* **Given request**: From the listing below, pull out every line where the string "CSTP" appears.

* **Listing**:
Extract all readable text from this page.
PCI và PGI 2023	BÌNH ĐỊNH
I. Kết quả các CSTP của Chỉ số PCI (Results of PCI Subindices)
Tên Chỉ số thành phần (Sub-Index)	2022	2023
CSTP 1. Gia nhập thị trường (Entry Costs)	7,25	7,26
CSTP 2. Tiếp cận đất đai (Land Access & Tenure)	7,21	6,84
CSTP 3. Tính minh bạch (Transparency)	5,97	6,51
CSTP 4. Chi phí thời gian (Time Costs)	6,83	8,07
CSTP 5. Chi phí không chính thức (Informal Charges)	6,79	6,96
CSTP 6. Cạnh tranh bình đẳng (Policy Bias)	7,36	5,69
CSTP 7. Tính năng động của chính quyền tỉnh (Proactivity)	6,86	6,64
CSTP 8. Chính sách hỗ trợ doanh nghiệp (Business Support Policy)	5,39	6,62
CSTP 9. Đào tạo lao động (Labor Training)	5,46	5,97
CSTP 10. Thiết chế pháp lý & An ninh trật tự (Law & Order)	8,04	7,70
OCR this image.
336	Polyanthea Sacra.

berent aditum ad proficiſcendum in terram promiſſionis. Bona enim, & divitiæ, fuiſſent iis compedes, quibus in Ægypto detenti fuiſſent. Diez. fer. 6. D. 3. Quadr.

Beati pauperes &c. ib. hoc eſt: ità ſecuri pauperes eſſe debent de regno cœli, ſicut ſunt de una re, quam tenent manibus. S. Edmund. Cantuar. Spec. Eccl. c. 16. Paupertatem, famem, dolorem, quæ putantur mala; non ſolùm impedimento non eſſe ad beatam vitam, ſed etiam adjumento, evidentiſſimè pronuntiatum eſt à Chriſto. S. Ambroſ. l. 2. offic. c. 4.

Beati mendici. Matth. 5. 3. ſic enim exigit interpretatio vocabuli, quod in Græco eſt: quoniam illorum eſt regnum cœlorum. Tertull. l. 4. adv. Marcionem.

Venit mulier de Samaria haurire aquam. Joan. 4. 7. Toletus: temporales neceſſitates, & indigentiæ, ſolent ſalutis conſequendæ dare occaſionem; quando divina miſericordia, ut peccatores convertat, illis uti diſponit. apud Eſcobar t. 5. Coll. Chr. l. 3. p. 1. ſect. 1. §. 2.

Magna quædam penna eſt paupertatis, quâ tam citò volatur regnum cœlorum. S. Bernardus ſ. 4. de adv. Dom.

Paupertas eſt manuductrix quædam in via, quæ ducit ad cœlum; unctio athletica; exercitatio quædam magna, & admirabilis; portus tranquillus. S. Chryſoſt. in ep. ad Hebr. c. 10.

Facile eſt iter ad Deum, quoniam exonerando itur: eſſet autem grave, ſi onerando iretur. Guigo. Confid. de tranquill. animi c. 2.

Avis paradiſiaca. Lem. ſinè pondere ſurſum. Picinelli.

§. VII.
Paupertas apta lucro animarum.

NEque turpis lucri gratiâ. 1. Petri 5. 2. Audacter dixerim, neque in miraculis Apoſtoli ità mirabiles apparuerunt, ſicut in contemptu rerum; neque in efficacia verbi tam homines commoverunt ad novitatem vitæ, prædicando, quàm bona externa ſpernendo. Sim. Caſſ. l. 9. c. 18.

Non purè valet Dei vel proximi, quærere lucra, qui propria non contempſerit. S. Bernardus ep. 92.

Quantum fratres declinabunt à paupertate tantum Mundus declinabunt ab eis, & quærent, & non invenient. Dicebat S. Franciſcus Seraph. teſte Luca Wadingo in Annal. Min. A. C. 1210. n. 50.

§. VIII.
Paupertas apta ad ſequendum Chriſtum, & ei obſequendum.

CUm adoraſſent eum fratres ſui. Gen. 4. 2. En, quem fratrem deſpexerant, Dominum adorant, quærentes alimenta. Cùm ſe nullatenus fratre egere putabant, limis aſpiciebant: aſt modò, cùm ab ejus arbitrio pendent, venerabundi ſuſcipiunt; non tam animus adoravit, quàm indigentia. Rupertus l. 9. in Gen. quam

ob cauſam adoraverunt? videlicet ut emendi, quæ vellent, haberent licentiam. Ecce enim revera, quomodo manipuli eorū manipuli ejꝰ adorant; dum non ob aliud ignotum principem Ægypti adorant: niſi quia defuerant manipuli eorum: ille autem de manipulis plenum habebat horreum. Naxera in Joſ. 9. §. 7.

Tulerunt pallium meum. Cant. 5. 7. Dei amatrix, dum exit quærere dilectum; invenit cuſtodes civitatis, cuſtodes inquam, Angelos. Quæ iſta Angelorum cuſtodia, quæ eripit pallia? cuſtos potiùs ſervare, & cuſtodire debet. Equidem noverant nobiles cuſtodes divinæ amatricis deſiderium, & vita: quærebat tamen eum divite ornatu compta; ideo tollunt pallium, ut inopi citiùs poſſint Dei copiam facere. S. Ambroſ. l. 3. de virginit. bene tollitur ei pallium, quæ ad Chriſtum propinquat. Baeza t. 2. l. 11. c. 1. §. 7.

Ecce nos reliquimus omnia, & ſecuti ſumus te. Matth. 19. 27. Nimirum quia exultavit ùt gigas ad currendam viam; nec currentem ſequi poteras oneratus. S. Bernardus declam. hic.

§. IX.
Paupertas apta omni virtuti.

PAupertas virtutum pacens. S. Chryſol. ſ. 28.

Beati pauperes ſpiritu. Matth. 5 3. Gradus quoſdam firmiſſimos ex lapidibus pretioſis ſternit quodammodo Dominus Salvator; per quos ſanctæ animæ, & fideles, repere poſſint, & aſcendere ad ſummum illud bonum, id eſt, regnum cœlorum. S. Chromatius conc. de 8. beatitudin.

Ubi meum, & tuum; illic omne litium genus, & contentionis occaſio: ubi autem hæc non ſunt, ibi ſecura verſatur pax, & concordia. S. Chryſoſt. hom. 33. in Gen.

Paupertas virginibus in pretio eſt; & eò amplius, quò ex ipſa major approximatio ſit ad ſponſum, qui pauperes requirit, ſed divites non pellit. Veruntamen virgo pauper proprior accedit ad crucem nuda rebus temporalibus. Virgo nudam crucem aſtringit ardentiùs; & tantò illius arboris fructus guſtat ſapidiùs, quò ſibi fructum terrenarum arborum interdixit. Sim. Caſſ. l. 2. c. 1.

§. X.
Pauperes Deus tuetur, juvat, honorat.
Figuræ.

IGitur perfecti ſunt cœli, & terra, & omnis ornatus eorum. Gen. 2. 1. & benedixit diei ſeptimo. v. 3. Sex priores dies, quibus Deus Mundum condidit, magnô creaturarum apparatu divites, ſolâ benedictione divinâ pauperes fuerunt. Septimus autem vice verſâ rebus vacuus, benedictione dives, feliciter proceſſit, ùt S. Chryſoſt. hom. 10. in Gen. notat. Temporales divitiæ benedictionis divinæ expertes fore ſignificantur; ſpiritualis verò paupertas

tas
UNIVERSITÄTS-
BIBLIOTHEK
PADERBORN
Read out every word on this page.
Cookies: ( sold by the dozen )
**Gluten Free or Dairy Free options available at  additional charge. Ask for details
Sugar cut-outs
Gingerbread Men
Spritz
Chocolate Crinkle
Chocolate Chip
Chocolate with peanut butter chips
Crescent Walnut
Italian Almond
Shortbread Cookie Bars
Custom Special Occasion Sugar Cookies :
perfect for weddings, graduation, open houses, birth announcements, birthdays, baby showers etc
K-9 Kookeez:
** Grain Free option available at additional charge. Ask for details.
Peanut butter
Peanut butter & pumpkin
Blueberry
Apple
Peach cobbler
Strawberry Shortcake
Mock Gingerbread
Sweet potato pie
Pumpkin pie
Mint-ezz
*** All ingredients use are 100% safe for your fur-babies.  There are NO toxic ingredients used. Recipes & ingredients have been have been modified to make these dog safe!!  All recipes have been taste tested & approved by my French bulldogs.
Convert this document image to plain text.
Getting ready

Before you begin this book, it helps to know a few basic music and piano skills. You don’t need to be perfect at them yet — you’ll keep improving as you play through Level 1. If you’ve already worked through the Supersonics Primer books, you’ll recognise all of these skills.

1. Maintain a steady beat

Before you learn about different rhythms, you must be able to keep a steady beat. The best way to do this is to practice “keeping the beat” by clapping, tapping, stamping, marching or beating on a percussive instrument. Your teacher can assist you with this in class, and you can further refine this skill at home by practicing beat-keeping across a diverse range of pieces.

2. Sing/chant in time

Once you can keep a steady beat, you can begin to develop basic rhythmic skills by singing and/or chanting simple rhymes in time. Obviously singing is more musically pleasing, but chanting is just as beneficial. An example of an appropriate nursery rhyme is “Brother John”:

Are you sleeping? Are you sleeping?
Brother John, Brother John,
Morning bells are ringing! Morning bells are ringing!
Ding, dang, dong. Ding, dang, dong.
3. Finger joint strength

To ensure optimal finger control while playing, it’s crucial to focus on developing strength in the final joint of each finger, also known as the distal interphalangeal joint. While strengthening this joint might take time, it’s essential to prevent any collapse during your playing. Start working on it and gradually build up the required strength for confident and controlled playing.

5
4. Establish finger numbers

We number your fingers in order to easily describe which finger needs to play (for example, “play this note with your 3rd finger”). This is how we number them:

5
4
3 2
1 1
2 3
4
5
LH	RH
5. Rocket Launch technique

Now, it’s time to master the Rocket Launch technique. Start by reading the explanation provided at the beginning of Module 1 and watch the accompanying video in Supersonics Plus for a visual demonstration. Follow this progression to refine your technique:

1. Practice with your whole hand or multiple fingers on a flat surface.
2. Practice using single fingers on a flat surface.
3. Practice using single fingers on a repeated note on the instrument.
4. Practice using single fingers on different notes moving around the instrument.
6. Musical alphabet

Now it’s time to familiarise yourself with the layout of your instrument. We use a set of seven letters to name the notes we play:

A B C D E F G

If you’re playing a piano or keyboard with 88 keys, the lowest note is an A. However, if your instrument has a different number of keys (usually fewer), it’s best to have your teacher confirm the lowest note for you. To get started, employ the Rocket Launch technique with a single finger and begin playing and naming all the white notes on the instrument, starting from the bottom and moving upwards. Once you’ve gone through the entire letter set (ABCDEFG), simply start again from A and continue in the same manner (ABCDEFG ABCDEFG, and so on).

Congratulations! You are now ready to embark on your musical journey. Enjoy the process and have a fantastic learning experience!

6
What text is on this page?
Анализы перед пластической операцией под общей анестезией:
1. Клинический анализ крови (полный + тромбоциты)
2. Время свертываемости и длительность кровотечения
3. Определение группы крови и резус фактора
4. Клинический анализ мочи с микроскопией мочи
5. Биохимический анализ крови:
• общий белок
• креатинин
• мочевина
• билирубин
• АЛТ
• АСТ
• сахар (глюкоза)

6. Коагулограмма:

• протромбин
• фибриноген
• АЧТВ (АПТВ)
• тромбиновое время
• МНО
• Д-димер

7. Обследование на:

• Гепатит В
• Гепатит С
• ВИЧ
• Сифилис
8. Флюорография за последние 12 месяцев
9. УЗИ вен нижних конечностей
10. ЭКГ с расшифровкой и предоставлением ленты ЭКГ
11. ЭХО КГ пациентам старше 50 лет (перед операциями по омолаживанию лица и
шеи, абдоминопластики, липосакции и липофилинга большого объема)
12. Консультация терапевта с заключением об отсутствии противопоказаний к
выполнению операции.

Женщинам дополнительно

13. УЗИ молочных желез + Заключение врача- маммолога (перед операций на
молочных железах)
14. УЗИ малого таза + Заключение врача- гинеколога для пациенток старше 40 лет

* **Finished task**:
I. Kết quả các CSTP của Chỉ số PCI (Results of PCI Subindices)
CSTP 1. Gia nhập thị trường (Entry Costs)	7,25	7,26
CSTP 2. Tiếp cận đất đai (Land Access & Tenure)	7,21	6,84
CSTP 3. Tính minh bạch (Transparency)	5,97	6,51
CSTP 4. Chi phí thời gian (Time Costs)	6,83	8,07
CSTP 5. Chi phí không chính thức (Informal Charges)	6,79	6,96
CSTP 6. Cạnh tranh bình đẳng (Policy Bias)	7,36	5,69
CSTP 7. Tính năng động của chính quyền tỉnh (Proactivity)	6,86	6,64
CSTP 8. Chính sách hỗ trợ doanh nghiệp (Business Support Policy)	5,39	6,62
CSTP 9. Đào tạo lao động (Labor Training)	5,46	5,97
CSTP 10. Thiết chế pháp lý & An ninh trật tự (Law & Order)	8,04	7,70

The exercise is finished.